(begin)

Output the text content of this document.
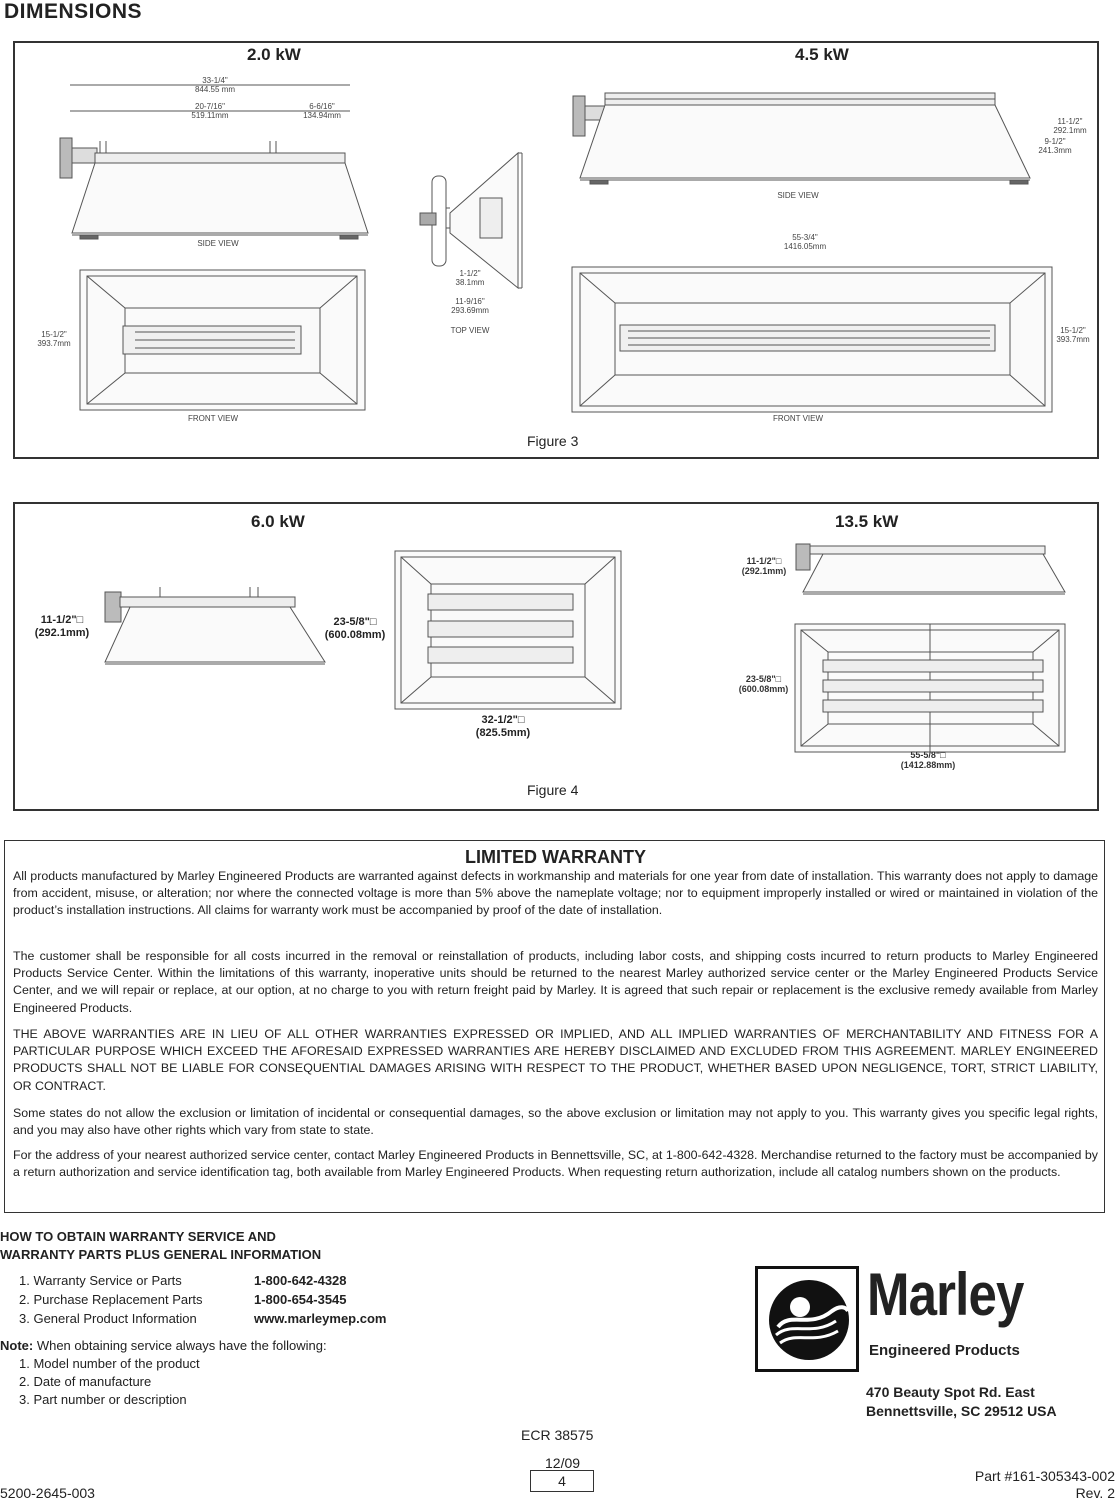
DIMENSIONS
2.0 kW	4.5 kW
33-1/4"
844.55 mm
20-7/16"
519.11mm
6-6/16"
134.94mm
SIDE VIEW
15-1/2"
393.7mm
FRONT VIEW
1-1/2"
38.1mm
11-9/16"
293.69mm
TOP VIEW
11-1/2"
292.1mm
9-1/2"
241.3mm
SIDE VIEW
55-3/4"
1416.05mm
15-1/2"
393.7mm
FRONT VIEW
Figure 3
6.0 kW	13.5 kW
11-1/2"□
(292.1mm)
23-5/8"□
(600.08mm)
32-1/2"□
(825.5mm)
11-1/2"□
(292.1mm)
23-5/8"□
(600.08mm)
55-5/8"□
(1412.88mm)
Figure 4
LIMITED WARRANTY
All products manufactured by Marley Engineered Products are warranted against defects in workmanship and materials for one year from date of installation. This warranty does not apply to damage from accident, misuse, or alteration; nor where the connected voltage is more than 5% above the nameplate voltage; nor to equipment improperly installed or wired or maintained in violation of the product’s installation instructions. All claims for warranty work must be accompanied by proof of the date of installation.
The customer shall be responsible for all costs incurred in the removal or reinstallation of products, including labor costs, and shipping costs incurred to return products to Marley Engineered Products Service Center. Within the limitations of this warranty, inoperative units should be returned to the nearest Marley authorized service center or the Marley Engineered Products Service Center, and we will repair or replace, at our option, at no charge to you with return freight paid by Marley. It is agreed that such repair or replacement is the exclusive remedy available from Marley Engineered Products.
THE ABOVE WARRANTIES ARE IN LIEU OF ALL OTHER WARRANTIES EXPRESSED OR IMPLIED, AND ALL IMPLIED WARRANTIES OF MERCHANTABILITY AND FITNESS FOR A PARTICULAR PURPOSE WHICH EXCEED THE AFORESAID EXPRESSED WARRANTIES ARE HEREBY DISCLAIMED AND EXCLUDED FROM THIS AGREEMENT. MARLEY ENGINEERED PRODUCTS SHALL NOT BE LIABLE FOR CONSEQUENTIAL DAMAGES ARISING WITH RESPECT TO THE PRODUCT, WHETHER BASED UPON NEGLIGENCE, TORT, STRICT LIABILITY, OR CONTRACT.
Some states do not allow the exclusion or limitation of incidental or consequential damages, so the above exclusion or limitation may not apply to you. This warranty gives you specific legal rights, and you may also have other rights which vary from state to state.
For the address of your nearest authorized service center, contact Marley Engineered Products in Bennettsville, SC, at 1-800-642-4328. Merchandise returned to the factory must be accompanied by a return authorization and service identification tag, both available from Marley Engineered Products. When requesting return authorization, include all catalog numbers shown on the products.
HOW TO OBTAIN WARRANTY SERVICE AND
WARRANTY PARTS PLUS GENERAL INFORMATION
1. Warranty Service or Parts	1-800-642-4328
2. Purchase Replacement Parts	1-800-654-3545
3. General Product Information	www.marleymep.com
Note: When obtaining service always have the following:
1. Model number of the product
2. Date of manufacture
3. Part number or description
Marley
Engineered Products
470 Beauty Spot Rd. East
Bennettsville, SC 29512 USA
ECR 38575
12/09
4
5200-2645-003
Part #161-305343-002
Rev. 2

(end)

### Request
Without including any pictures, reproduce the listing exactly.

### Complete response
Output the text content of this document.
DIMENSIONS
2.0 kW	4.5 kW
33-1/4"
844.55 mm
20-7/16"
519.11mm
6-6/16"
134.94mm
SIDE VIEW
15-1/2"
393.7mm
FRONT VIEW
1-1/2"
38.1mm
11-9/16"
293.69mm
TOP VIEW
11-1/2"
292.1mm
9-1/2"
241.3mm
SIDE VIEW
55-3/4"
1416.05mm
15-1/2"
393.7mm
FRONT VIEW
Figure 3
6.0 kW	13.5 kW
11-1/2"□
(292.1mm)
23-5/8"□
(600.08mm)
32-1/2"□
(825.5mm)
11-1/2"□
(292.1mm)
23-5/8"□
(600.08mm)
55-5/8"□
(1412.88mm)
Figure 4
LIMITED WARRANTY
All products manufactured by Marley Engineered Products are warranted against defects in workmanship and materials for one year from date of installation. This warranty does not apply to damage from accident, misuse, or alteration; nor where the connected voltage is more than 5% above the nameplate voltage; nor to equipment improperly installed or wired or maintained in violation of the product’s installation instructions. All claims for warranty work must be accompanied by proof of the date of installation.
The customer shall be responsible for all costs incurred in the removal or reinstallation of products, including labor costs, and shipping costs incurred to return products to Marley Engineered Products Service Center. Within the limitations of this warranty, inoperative units should be returned to the nearest Marley authorized service center or the Marley Engineered Products Service Center, and we will repair or replace, at our option, at no charge to you with return freight paid by Marley. It is agreed that such repair or replacement is the exclusive remedy available from Marley Engineered Products.
THE ABOVE WARRANTIES ARE IN LIEU OF ALL OTHER WARRANTIES EXPRESSED OR IMPLIED, AND ALL IMPLIED WARRANTIES OF MERCHANTABILITY AND FITNESS FOR A PARTICULAR PURPOSE WHICH EXCEED THE AFORESAID EXPRESSED WARRANTIES ARE HEREBY DISCLAIMED AND EXCLUDED FROM THIS AGREEMENT. MARLEY ENGINEERED PRODUCTS SHALL NOT BE LIABLE FOR CONSEQUENTIAL DAMAGES ARISING WITH RESPECT TO THE PRODUCT, WHETHER BASED UPON NEGLIGENCE, TORT, STRICT LIABILITY, OR CONTRACT.
Some states do not allow the exclusion or limitation of incidental or consequential damages, so the above exclusion or limitation may not apply to you. This warranty gives you specific legal rights, and you may also have other rights which vary from state to state.
For the address of your nearest authorized service center, contact Marley Engineered Products in Bennettsville, SC, at 1-800-642-4328. Merchandise returned to the factory must be accompanied by a return authorization and service identification tag, both available from Marley Engineered Products. When requesting return authorization, include all catalog numbers shown on the products.
HOW TO OBTAIN WARRANTY SERVICE AND
WARRANTY PARTS PLUS GENERAL INFORMATION
1. Warranty Service or Parts	1-800-642-4328
2. Purchase Replacement Parts	1-800-654-3545
3. General Product Information	www.marleymep.com
Note: When obtaining service always have the following:
1. Model number of the product
2. Date of manufacture
3. Part number or description
Marley
Engineered Products
470 Beauty Spot Rd. East
Bennettsville, SC 29512 USA
ECR 38575
12/09
4
5200-2645-003
Part #161-305343-002
Rev. 2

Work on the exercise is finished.